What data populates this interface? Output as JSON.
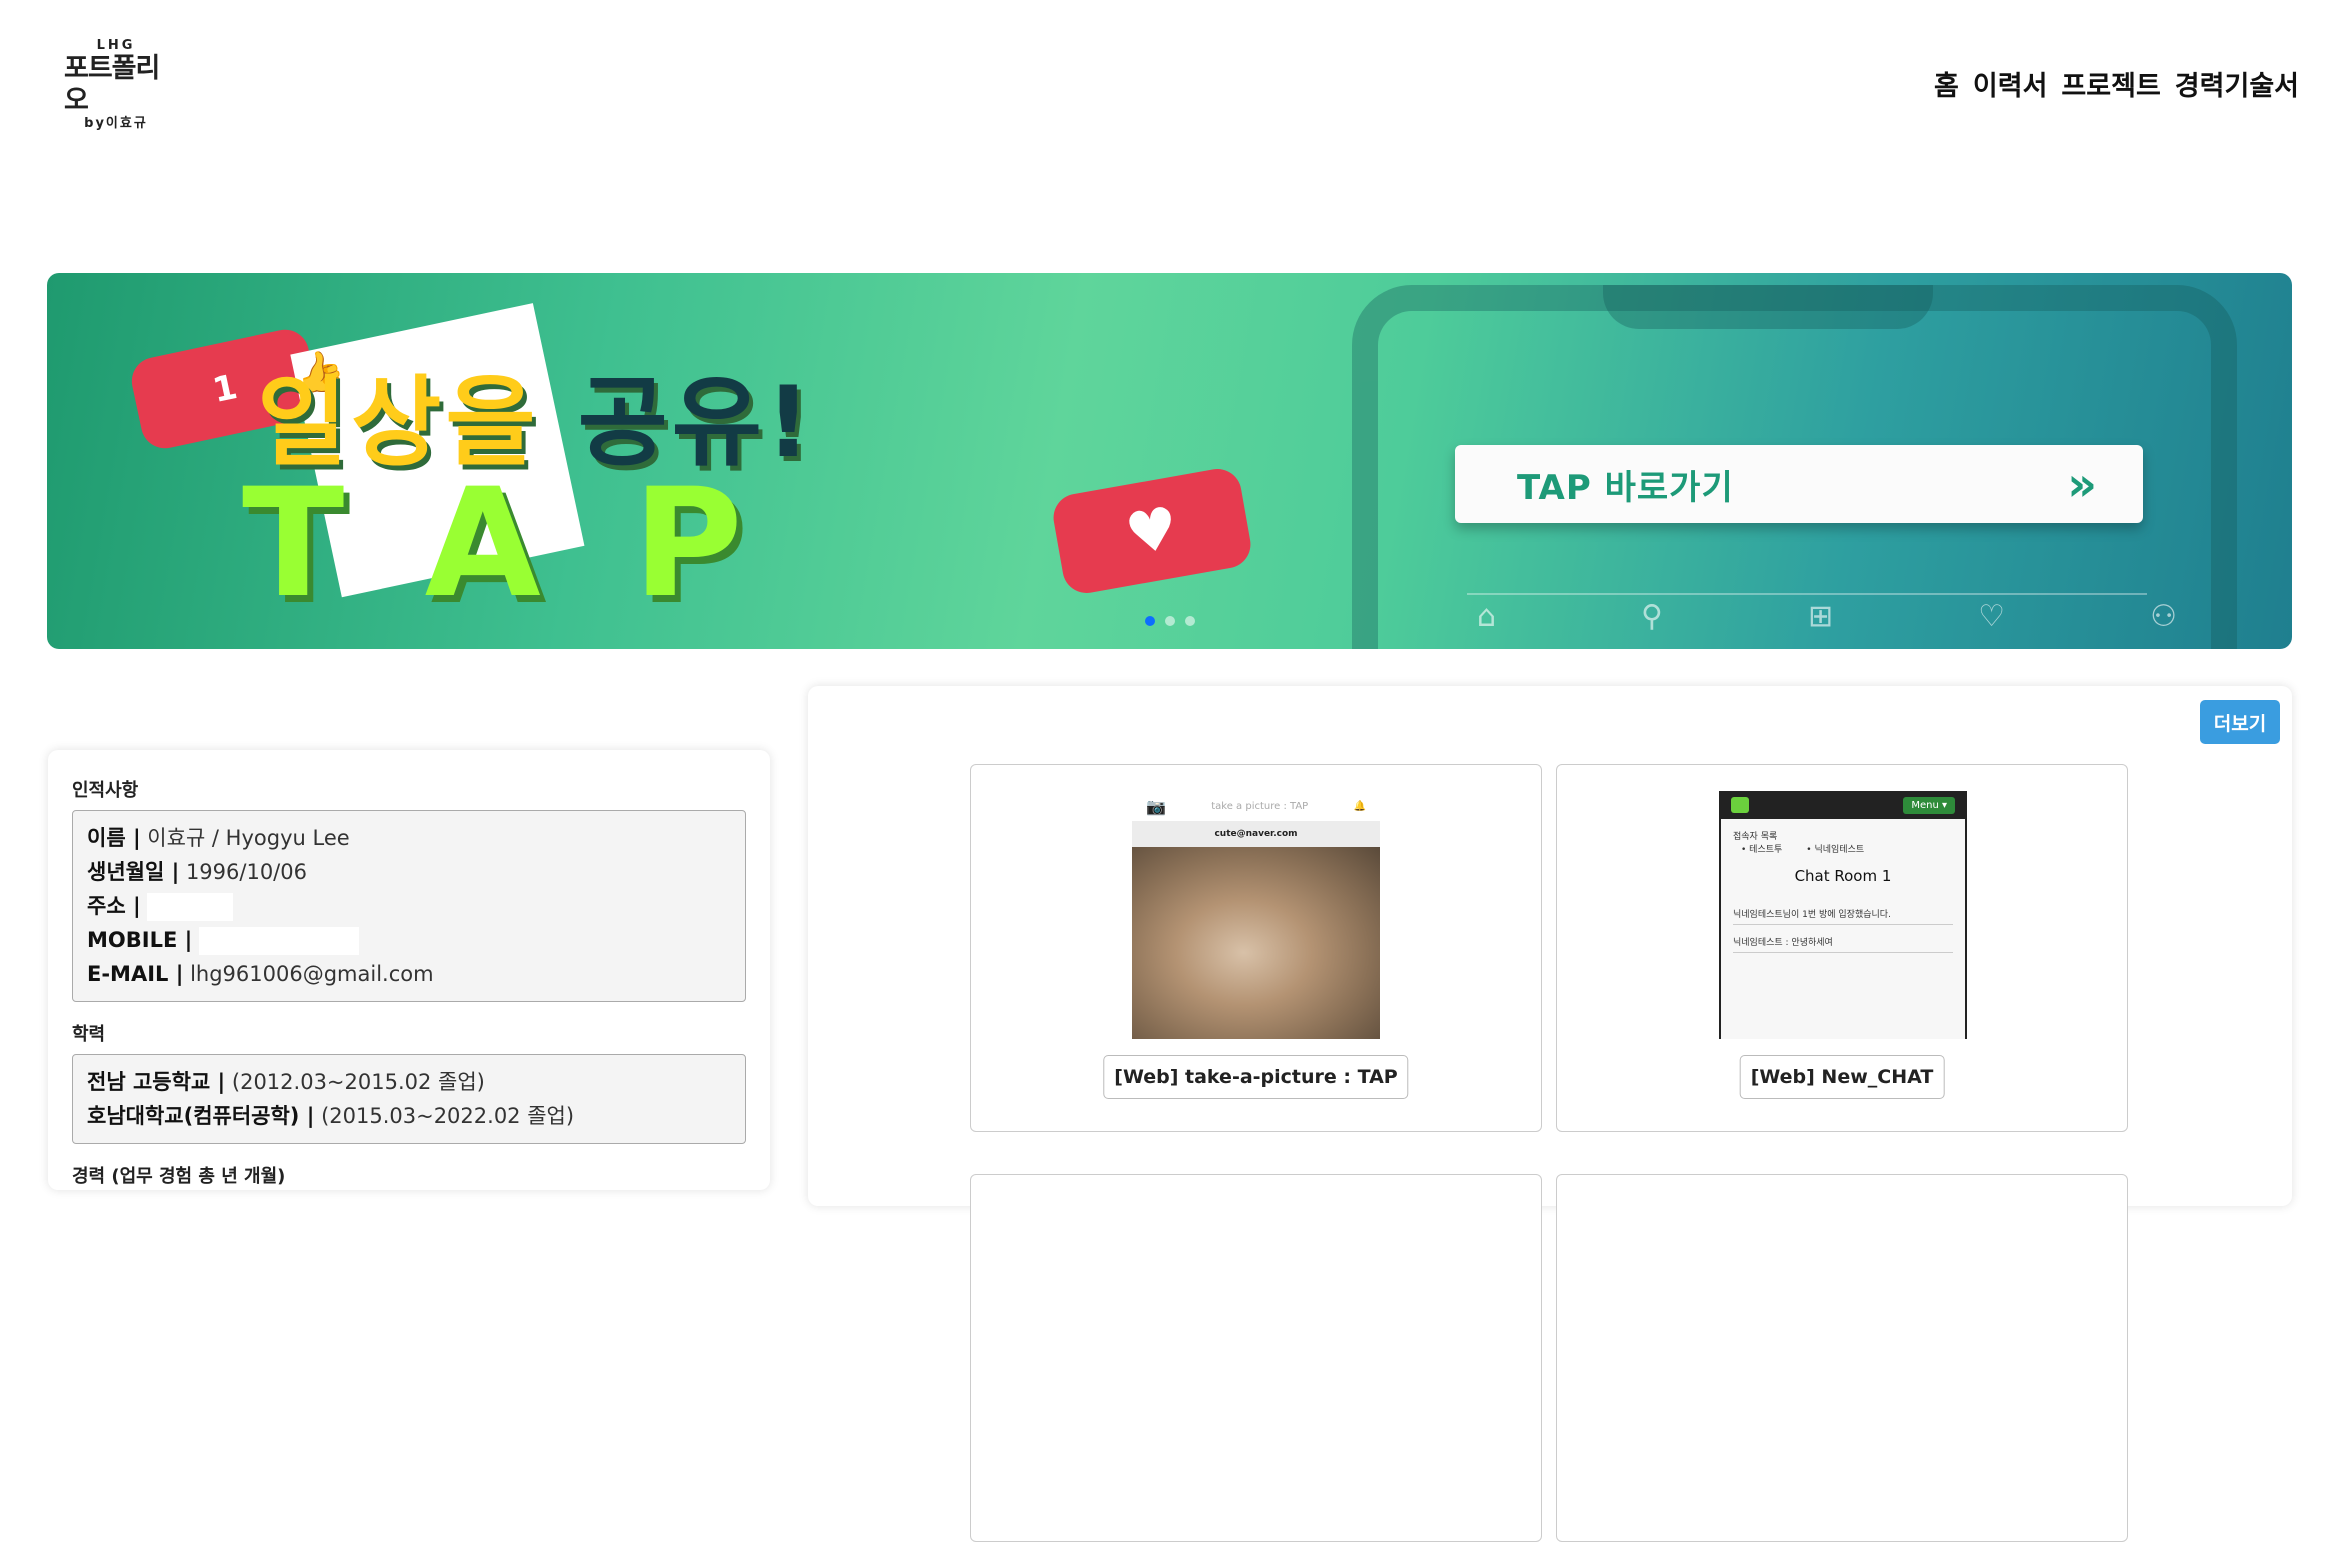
{
  "header": {
    "logo": {
      "top": "LHG",
      "main": "포트폴리오",
      "bottom": "by이효규"
    },
    "nav": [
      "홈",
      "이력서",
      "프로젝트",
      "경력기술서"
    ]
  },
  "banner": {
    "heading_yellow": "일상을",
    "heading_dark": "공유!",
    "big_text": "TAP",
    "like_count": "1",
    "button_label": "TAP 바로가기",
    "button_arrow": "»",
    "slide_count": 3,
    "active_slide": 1
  },
  "profile": {
    "personal_title": "인적사항",
    "name_label": "이름 |",
    "name_value": " 이효규 / Hyogyu Lee",
    "birth_label": "생년월일 |",
    "birth_value": " 1996/10/06",
    "address_label": "주소 |",
    "mobile_label": "MOBILE |",
    "email_label": "E-MAIL |",
    "email_value": " lhg961006@gmail.com",
    "education_title": "학력",
    "edu1_label": "전남 고등학교 |",
    "edu1_value": " (2012.03~2015.02 졸업)",
    "edu2_label": "호남대학교(컴퓨터공학) |",
    "edu2_value": " (2015.03~2022.02 졸업)",
    "career_title": "경력 (업무 경험 총  년   개월)"
  },
  "projects": {
    "more_label": "더보기",
    "items": [
      {
        "label": "[Web] take-a-picture : TAP",
        "thumb_title": "take a picture : TAP",
        "thumb_user": "cute@naver.com"
      },
      {
        "label": "[Web] New_CHAT",
        "thumb_menu": "Menu ▾",
        "thumb_users_title": "접속자 목록",
        "thumb_user1": "• 테스트투",
        "thumb_user2": "• 닉네임테스트",
        "thumb_room": "Chat Room 1",
        "thumb_msg1": "닉네임테스트님이 1번 방에 입장했습니다.",
        "thumb_msg2": "닉네임테스트 : 안녕하세여"
      }
    ]
  }
}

:::::

Return each line from the material above exactly, but not the pictures.

Solution:
What data populates this interface? Output as JSON.
{
  "header": {
    "logo": {
      "top": "LHG",
      "main": "포트폴리오",
      "bottom": "by이효규"
    },
    "nav": [
      "홈",
      "이력서",
      "프로젝트",
      "경력기술서"
    ]
  },
  "banner": {
    "heading_yellow": "일상을",
    "heading_dark": "공유!",
    "big_text": "TAP",
    "like_count": "1",
    "button_label": "TAP 바로가기",
    "button_arrow": "»",
    "slide_count": 3,
    "active_slide": 1
  },
  "profile": {
    "personal_title": "인적사항",
    "name_label": "이름 |",
    "name_value": " 이효규 / Hyogyu Lee",
    "birth_label": "생년월일 |",
    "birth_value": " 1996/10/06",
    "address_label": "주소 |",
    "mobile_label": "MOBILE |",
    "email_label": "E-MAIL |",
    "email_value": " lhg961006@gmail.com",
    "education_title": "학력",
    "edu1_label": "전남 고등학교 |",
    "edu1_value": " (2012.03~2015.02 졸업)",
    "edu2_label": "호남대학교(컴퓨터공학) |",
    "edu2_value": " (2015.03~2022.02 졸업)",
    "career_title": "경력 (업무 경험 총  년   개월)"
  },
  "projects": {
    "more_label": "더보기",
    "items": [
      {
        "label": "[Web] take-a-picture : TAP",
        "thumb_title": "take a picture : TAP",
        "thumb_user": "cute@naver.com"
      },
      {
        "label": "[Web] New_CHAT",
        "thumb_menu": "Menu ▾",
        "thumb_users_title": "접속자 목록",
        "thumb_user1": "• 테스트투",
        "thumb_user2": "• 닉네임테스트",
        "thumb_room": "Chat Room 1",
        "thumb_msg1": "닉네임테스트님이 1번 방에 입장했습니다.",
        "thumb_msg2": "닉네임테스트 : 안녕하세여"
      }
    ]
  }
}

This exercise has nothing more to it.